Set problem
Return each line containing the string "JSON".

Source records
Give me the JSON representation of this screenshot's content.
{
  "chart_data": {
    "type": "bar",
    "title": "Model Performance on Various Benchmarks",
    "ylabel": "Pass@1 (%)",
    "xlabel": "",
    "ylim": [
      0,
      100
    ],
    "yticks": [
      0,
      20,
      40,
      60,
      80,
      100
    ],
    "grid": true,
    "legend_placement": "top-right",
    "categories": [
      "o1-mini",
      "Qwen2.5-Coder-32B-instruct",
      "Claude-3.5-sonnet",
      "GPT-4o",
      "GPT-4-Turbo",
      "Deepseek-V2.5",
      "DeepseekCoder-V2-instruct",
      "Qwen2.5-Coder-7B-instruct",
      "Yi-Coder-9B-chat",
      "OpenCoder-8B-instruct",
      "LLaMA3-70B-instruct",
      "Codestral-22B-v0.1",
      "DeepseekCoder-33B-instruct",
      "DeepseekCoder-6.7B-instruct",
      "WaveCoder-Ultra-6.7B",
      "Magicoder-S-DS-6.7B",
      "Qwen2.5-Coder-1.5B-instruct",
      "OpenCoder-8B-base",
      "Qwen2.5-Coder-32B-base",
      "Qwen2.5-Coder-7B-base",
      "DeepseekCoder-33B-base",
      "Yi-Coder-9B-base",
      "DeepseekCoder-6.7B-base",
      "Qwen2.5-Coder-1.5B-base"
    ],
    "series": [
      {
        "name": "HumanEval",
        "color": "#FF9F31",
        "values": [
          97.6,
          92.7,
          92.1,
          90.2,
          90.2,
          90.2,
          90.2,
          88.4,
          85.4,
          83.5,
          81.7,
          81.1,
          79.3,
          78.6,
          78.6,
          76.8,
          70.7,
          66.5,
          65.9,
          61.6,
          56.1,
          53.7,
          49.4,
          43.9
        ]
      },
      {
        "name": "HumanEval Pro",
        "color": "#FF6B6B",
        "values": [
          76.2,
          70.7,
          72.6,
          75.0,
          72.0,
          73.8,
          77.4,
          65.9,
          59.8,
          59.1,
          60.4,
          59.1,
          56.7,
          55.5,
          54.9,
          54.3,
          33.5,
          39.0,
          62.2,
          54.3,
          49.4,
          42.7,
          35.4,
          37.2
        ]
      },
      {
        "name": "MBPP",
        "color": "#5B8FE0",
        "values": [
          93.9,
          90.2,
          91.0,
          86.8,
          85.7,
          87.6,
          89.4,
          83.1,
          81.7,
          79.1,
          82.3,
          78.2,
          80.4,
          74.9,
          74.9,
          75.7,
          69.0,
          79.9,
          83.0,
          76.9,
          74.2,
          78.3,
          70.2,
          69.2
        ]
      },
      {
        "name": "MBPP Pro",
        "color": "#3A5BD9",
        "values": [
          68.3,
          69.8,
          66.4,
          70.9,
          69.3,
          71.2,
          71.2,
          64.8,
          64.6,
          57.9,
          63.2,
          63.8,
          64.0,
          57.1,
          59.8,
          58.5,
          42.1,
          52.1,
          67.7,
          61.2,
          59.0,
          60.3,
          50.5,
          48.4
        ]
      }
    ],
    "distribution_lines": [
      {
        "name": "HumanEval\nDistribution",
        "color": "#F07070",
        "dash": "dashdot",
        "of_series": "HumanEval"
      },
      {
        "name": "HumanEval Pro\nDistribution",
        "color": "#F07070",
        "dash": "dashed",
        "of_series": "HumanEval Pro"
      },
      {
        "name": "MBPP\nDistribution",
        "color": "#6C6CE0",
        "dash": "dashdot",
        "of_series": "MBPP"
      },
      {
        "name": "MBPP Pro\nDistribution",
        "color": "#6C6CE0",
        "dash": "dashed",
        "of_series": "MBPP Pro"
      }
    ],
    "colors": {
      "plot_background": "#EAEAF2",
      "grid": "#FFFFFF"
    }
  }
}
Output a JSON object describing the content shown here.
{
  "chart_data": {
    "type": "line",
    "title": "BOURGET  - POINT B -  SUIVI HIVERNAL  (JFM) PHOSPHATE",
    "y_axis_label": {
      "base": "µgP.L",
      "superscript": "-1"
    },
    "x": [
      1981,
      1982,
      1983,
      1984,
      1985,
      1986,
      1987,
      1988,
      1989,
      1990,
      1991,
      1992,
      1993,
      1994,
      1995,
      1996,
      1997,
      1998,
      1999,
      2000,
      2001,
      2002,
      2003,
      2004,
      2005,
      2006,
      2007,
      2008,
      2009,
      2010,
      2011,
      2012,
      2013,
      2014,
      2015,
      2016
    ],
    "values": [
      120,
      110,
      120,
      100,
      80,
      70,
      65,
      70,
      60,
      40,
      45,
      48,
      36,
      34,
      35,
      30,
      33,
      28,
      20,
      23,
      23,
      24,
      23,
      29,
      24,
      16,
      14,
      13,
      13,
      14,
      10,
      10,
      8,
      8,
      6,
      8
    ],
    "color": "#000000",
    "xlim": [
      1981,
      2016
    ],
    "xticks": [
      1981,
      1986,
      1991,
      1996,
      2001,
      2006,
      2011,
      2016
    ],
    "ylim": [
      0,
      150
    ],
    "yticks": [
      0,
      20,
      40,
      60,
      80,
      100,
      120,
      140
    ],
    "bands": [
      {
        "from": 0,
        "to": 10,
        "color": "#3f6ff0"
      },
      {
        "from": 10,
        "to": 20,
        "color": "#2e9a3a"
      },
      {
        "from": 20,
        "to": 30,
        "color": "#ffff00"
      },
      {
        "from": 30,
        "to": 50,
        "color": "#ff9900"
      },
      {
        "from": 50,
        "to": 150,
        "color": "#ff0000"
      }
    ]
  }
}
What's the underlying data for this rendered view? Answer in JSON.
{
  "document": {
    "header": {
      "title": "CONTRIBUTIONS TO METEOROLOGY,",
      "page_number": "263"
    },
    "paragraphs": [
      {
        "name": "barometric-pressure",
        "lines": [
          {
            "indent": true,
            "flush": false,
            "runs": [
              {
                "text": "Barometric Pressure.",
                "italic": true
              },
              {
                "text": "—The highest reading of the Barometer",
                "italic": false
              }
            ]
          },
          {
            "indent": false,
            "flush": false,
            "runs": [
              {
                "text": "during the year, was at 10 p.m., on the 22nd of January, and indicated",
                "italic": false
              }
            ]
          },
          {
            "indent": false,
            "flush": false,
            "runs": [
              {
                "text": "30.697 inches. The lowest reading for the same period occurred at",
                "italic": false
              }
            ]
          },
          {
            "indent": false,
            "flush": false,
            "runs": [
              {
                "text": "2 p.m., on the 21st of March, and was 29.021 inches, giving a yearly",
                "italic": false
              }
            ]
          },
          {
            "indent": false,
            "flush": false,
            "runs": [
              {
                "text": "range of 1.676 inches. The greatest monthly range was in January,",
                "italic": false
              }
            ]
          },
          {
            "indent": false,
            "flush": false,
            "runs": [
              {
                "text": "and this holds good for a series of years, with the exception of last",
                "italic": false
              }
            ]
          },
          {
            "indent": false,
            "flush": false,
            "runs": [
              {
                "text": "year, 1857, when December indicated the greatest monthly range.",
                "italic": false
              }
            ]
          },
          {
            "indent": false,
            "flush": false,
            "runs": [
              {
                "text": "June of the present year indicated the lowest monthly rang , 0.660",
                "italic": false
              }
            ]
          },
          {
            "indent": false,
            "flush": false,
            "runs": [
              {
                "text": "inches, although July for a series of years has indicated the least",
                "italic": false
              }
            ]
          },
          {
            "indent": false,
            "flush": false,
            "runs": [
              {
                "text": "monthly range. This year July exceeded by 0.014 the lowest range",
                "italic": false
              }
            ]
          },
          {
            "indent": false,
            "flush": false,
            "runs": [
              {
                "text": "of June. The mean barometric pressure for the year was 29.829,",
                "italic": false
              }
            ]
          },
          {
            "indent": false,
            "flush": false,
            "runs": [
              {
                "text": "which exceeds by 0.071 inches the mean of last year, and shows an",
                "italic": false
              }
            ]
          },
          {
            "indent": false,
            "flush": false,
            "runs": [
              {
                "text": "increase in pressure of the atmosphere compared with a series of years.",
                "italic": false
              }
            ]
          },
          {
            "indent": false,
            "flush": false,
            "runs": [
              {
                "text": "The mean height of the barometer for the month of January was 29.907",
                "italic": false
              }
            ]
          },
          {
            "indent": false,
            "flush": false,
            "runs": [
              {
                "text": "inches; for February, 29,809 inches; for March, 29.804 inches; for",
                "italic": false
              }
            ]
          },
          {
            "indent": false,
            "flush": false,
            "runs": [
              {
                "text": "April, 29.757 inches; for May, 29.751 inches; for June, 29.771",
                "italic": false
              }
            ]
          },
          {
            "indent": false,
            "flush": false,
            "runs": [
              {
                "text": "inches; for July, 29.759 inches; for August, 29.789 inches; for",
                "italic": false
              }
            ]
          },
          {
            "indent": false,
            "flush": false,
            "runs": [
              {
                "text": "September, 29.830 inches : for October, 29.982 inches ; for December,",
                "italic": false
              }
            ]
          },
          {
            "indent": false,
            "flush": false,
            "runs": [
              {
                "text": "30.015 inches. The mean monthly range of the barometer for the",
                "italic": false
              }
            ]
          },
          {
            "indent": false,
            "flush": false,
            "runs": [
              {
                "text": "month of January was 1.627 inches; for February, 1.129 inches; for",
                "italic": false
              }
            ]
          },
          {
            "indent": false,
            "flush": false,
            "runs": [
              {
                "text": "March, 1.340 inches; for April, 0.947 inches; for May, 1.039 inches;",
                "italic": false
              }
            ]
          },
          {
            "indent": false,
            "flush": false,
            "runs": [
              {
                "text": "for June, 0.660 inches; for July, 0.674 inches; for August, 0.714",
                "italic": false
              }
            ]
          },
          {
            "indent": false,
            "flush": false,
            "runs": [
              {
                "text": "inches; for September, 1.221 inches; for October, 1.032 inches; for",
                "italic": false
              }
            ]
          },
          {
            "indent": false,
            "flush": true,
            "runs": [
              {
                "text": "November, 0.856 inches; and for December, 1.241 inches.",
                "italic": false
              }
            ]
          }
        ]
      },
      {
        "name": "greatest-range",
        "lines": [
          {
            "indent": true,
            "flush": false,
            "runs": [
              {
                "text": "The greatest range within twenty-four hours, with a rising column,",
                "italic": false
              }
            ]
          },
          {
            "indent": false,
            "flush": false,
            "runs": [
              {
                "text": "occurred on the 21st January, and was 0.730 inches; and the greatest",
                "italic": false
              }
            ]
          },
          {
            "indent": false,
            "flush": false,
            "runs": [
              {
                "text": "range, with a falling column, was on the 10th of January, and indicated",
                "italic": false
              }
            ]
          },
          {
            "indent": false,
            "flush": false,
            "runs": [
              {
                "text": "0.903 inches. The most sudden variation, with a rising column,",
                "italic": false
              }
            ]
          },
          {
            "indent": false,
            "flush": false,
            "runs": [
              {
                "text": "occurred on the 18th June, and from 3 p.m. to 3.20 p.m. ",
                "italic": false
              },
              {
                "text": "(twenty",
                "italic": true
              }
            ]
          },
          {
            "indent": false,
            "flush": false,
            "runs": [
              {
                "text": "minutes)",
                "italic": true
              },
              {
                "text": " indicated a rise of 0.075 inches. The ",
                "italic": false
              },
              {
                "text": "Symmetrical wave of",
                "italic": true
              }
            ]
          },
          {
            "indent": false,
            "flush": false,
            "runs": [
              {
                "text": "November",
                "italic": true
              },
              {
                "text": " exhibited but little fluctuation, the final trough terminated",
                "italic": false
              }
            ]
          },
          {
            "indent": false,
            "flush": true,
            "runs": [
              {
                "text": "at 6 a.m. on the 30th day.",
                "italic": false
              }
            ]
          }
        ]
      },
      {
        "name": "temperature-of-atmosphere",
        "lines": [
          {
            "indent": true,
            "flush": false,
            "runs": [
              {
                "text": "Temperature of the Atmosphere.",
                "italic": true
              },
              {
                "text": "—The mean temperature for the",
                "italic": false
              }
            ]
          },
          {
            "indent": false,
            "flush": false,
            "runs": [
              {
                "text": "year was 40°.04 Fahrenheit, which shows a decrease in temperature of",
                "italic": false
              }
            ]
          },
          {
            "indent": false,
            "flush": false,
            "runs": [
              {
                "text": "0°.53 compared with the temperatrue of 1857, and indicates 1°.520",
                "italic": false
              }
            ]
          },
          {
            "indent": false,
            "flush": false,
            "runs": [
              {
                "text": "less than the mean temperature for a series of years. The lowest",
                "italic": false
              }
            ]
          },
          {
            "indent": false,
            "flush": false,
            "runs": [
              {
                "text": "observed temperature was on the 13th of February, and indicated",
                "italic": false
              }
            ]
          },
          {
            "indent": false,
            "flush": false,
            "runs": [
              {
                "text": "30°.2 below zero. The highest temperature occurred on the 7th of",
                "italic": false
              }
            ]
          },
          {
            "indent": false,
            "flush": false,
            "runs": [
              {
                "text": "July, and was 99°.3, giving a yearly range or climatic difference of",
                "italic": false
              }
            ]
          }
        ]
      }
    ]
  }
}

Written response
Give me the JSON representation of this screenshot's content.
Output a JSON object describing the content shown here.
What's the underlying data for this rendered view? Answer in JSON.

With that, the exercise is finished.